--- BEGIN Record extracts ---

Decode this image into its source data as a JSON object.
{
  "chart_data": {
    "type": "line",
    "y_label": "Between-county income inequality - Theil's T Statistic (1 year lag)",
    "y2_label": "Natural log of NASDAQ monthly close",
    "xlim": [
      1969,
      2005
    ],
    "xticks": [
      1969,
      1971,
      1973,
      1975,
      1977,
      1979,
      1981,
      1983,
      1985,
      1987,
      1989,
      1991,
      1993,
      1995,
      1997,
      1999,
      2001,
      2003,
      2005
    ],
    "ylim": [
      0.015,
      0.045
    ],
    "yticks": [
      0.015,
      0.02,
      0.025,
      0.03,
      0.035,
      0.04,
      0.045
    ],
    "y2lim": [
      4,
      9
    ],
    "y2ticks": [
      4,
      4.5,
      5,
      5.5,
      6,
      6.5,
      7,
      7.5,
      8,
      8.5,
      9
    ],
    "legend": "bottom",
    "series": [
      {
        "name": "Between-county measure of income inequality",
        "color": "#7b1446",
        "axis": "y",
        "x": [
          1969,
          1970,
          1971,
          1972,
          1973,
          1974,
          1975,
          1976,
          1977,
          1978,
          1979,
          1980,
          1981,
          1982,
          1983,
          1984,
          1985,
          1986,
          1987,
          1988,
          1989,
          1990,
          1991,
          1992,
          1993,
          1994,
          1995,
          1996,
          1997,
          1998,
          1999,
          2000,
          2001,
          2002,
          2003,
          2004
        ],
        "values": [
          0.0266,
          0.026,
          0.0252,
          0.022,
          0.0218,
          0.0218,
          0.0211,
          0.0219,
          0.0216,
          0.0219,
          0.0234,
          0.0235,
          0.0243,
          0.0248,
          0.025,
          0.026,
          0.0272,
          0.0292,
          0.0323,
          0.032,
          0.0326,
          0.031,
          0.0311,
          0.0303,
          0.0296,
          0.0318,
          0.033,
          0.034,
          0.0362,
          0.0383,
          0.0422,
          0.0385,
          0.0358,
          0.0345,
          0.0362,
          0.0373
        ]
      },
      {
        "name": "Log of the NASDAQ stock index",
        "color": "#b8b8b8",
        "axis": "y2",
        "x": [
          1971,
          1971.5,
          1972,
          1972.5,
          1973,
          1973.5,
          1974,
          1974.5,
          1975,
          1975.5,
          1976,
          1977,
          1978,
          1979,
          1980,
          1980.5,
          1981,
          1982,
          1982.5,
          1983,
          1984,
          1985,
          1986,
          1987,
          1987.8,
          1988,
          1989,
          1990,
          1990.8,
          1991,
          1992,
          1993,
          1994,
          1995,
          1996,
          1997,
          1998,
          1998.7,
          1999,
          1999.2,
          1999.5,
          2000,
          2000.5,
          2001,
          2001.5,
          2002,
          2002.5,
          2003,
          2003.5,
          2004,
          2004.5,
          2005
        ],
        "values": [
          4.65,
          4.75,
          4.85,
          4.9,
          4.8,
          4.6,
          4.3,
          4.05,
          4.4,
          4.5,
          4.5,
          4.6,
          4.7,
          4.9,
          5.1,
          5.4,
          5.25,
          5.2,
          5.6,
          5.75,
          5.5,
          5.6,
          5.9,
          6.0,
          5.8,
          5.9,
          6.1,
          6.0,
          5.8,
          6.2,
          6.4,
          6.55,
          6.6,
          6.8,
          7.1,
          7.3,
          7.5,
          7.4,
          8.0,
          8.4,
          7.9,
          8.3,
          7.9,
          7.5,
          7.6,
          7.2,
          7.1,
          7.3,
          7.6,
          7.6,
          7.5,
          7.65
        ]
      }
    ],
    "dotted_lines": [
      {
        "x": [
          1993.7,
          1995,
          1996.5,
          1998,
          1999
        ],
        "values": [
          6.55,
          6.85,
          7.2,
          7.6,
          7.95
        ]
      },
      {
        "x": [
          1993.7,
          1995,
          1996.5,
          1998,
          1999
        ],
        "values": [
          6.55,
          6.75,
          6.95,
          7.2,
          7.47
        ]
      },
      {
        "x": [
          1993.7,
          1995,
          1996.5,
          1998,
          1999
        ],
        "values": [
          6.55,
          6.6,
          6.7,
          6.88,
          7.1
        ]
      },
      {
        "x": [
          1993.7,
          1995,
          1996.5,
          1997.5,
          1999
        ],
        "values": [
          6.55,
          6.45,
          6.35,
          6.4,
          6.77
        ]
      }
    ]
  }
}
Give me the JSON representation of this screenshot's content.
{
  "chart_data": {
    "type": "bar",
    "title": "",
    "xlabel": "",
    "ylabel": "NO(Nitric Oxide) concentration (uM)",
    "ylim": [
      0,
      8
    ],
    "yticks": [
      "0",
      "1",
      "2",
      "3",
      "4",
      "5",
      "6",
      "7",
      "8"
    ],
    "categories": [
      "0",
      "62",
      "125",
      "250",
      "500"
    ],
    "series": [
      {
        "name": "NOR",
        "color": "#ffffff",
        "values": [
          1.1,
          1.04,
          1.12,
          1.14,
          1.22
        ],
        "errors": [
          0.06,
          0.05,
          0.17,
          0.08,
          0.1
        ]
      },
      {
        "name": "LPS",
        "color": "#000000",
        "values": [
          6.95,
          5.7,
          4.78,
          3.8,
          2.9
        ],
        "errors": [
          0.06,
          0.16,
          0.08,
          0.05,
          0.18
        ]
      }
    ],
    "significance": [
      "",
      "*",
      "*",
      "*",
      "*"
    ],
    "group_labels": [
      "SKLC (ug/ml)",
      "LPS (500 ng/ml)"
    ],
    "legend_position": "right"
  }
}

--- END Record extracts ---

Return exactly the lines of the data, and only those, from the line with "Give me the" through the last line, inclusive.

Give me the JSON representation of this screenshot's content.
{
  "chart_data": {
    "type": "bar",
    "title": "",
    "xlabel": "",
    "ylabel": "NO(Nitric Oxide) concentration (uM)",
    "ylim": [
      0,
      8
    ],
    "yticks": [
      "0",
      "1",
      "2",
      "3",
      "4",
      "5",
      "6",
      "7",
      "8"
    ],
    "categories": [
      "0",
      "62",
      "125",
      "250",
      "500"
    ],
    "series": [
      {
        "name": "NOR",
        "color": "#ffffff",
        "values": [
          1.1,
          1.04,
          1.12,
          1.14,
          1.22
        ],
        "errors": [
          0.06,
          0.05,
          0.17,
          0.08,
          0.1
        ]
      },
      {
        "name": "LPS",
        "color": "#000000",
        "values": [
          6.95,
          5.7,
          4.78,
          3.8,
          2.9
        ],
        "errors": [
          0.06,
          0.16,
          0.08,
          0.05,
          0.18
        ]
      }
    ],
    "significance": [
      "",
      "*",
      "*",
      "*",
      "*"
    ],
    "group_labels": [
      "SKLC (ug/ml)",
      "LPS (500 ng/ml)"
    ],
    "legend_position": "right"
  }
}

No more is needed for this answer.